> [Written problem]: Write out exactly the lines from the one containing "What text is on this page?" through the last line of the records below, including both.

┄┄┄┄┄┄

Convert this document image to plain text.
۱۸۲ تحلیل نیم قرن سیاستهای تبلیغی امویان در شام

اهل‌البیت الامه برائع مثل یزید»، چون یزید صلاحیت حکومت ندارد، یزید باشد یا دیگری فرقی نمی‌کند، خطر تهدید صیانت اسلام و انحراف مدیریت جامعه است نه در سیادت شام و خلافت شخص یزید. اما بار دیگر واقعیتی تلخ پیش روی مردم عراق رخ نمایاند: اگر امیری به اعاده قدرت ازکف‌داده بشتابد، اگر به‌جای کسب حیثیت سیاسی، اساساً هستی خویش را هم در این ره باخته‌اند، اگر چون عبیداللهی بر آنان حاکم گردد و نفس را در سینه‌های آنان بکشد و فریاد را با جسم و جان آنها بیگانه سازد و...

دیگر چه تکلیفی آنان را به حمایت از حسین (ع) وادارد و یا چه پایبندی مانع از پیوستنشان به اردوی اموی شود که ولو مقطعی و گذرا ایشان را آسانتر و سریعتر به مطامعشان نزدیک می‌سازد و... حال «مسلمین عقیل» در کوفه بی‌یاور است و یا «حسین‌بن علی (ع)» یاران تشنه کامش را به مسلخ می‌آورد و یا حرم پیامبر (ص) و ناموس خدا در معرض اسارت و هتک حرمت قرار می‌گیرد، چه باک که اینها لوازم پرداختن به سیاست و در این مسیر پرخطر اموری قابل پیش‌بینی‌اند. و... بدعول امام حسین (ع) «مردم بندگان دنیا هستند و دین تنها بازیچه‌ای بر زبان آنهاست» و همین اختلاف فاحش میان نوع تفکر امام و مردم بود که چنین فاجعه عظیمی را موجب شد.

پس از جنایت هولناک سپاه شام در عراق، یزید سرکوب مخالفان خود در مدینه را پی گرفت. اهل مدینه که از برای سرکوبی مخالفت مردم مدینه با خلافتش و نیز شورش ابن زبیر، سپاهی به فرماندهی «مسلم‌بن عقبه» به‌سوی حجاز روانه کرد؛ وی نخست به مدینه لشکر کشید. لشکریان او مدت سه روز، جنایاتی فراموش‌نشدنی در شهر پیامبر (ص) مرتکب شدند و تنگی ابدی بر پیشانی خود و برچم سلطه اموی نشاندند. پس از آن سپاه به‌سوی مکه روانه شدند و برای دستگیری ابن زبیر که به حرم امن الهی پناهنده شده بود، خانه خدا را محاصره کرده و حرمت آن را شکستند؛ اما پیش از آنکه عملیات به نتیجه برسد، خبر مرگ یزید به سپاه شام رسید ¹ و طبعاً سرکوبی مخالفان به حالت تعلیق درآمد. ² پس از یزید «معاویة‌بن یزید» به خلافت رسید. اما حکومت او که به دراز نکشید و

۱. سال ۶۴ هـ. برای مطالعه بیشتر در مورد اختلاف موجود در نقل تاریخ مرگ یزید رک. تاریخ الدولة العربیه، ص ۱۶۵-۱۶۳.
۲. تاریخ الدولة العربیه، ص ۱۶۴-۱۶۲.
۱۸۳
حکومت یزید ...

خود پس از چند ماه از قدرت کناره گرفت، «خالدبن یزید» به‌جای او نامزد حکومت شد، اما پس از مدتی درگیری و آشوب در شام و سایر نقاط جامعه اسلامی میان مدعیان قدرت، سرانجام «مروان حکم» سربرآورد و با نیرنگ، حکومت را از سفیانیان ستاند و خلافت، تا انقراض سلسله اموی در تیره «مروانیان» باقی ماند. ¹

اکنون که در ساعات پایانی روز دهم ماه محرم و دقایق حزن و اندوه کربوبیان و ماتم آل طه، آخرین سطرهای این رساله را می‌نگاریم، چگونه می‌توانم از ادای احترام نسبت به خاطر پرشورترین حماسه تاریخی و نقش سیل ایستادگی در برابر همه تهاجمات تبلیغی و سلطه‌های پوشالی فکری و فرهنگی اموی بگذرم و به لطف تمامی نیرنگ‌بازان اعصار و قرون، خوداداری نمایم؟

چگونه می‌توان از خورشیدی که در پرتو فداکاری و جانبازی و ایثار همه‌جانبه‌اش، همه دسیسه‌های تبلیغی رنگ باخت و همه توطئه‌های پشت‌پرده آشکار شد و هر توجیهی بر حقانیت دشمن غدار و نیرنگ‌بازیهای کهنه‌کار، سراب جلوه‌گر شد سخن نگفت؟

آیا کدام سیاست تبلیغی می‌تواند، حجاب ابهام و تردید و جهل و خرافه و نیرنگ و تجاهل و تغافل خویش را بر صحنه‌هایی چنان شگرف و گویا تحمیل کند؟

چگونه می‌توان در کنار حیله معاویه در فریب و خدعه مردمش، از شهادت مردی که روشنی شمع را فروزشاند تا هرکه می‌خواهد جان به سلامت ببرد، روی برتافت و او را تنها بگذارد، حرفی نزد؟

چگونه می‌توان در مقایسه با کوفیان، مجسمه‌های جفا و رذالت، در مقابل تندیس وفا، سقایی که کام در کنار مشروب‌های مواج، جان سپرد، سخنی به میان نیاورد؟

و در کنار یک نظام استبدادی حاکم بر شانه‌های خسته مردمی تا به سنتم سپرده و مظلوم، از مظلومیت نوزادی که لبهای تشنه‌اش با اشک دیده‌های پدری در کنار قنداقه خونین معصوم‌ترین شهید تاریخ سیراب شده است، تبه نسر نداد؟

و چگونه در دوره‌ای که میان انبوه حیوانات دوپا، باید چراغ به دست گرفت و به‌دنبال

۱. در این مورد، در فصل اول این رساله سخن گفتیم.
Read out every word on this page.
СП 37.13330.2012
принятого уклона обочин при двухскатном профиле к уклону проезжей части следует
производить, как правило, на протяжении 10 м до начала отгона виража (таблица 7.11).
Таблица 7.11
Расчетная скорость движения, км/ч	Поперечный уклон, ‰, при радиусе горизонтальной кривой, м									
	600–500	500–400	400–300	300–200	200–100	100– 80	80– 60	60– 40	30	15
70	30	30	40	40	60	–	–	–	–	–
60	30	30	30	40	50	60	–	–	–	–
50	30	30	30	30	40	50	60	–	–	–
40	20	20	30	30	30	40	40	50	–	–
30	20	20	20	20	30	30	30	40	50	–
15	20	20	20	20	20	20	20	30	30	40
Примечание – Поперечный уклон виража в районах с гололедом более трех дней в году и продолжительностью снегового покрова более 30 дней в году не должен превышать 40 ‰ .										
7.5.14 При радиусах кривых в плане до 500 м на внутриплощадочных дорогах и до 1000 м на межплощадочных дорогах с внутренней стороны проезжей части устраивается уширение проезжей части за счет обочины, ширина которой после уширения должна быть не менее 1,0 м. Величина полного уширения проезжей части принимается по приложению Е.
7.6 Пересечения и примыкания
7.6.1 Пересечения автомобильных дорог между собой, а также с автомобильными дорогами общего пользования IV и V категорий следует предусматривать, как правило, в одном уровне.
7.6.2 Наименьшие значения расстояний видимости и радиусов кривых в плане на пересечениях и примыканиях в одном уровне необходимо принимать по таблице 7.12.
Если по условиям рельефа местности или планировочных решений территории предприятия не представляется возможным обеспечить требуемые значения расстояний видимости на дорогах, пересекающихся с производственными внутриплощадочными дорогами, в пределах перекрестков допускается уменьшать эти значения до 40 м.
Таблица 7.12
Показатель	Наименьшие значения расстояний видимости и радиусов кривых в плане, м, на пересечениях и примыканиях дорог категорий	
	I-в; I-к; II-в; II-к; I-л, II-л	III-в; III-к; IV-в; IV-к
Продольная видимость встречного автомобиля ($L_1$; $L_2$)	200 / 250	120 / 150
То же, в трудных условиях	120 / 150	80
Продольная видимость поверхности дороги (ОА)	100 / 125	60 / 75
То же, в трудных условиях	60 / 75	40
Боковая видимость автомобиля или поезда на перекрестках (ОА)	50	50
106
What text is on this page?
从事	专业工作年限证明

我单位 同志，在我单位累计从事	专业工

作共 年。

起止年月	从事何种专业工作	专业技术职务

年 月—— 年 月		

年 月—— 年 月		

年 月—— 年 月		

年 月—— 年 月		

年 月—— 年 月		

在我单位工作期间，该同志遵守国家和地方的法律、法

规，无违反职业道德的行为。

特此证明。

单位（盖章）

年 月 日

┄┄┄┄┄┄

> [Response below]:
What text is on this page?
从事	专业工作年限证明

我单位 同志，在我单位累计从事	专业工

作共 年。

起止年月	从事何种专业工作	专业技术职务

年 月—— 年 月		

年 月—— 年 月		

年 月—— 年 月		

年 月—— 年 月		

年 月—— 年 月		

在我单位工作期间，该同志遵守国家和地方的法律、法

规，无违反职业道德的行为。

特此证明。

单位（盖章）

年 月 日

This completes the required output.